In the data below, locate each line with the word "that" and list it.
* * * * *
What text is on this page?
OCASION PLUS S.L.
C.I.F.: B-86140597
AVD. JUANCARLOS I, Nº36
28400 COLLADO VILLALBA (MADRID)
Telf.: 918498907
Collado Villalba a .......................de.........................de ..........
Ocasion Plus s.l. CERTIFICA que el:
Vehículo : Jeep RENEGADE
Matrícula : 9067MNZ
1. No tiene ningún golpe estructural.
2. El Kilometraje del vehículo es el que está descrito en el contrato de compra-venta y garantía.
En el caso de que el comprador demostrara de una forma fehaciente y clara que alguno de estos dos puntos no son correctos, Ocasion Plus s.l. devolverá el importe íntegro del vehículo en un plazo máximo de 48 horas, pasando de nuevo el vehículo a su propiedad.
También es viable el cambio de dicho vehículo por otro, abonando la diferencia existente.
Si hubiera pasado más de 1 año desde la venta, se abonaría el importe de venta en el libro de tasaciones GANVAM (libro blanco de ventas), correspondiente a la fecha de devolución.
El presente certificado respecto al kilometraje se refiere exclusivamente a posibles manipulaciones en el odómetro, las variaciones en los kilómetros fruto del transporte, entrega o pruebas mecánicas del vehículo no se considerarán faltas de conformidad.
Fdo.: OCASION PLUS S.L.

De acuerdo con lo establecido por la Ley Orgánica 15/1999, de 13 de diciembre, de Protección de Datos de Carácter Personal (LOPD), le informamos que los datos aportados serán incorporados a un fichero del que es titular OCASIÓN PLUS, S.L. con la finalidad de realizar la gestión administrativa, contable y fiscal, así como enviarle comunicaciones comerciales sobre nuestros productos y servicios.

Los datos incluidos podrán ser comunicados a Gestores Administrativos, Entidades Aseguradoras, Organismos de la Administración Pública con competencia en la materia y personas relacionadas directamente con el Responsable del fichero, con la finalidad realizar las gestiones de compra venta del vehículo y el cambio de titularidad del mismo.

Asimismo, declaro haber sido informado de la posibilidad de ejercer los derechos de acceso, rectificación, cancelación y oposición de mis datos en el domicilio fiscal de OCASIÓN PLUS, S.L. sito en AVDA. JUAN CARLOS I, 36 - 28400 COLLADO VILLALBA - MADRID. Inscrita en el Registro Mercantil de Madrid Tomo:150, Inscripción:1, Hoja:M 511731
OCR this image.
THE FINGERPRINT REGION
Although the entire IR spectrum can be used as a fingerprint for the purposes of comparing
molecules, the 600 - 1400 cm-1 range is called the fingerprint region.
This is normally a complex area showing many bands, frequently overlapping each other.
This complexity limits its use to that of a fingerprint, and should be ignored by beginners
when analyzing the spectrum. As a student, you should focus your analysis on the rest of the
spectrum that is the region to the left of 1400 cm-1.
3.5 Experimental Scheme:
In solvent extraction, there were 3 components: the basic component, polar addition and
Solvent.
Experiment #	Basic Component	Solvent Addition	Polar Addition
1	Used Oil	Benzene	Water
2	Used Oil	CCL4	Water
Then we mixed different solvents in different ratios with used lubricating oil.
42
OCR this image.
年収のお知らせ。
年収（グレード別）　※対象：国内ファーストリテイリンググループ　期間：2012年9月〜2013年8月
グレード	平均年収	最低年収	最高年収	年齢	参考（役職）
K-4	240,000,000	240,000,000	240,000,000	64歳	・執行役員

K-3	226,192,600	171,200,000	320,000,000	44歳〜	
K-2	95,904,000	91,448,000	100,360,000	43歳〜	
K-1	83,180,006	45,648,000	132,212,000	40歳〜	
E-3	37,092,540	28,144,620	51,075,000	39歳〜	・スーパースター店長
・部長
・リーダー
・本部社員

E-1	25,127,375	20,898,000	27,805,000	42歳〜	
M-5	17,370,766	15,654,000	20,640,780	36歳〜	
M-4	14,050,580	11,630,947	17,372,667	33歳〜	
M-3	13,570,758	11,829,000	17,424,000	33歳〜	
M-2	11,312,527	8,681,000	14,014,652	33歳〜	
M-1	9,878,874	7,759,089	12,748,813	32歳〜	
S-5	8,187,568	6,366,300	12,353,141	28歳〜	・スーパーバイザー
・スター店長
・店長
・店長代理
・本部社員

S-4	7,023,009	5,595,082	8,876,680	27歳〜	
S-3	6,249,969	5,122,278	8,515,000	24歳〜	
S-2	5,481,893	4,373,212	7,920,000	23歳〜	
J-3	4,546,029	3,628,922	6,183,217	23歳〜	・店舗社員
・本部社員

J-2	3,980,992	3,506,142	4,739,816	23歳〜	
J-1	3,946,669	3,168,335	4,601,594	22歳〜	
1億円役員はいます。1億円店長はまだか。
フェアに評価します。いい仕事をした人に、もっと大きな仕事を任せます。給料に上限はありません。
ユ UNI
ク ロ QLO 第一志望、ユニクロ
* * * * *
▸ **Solution for this problem**
This complexity limits its use to that of a fingerprint, and should be ignored by beginners
spectrum that is the region to the left of 1400 cm-1.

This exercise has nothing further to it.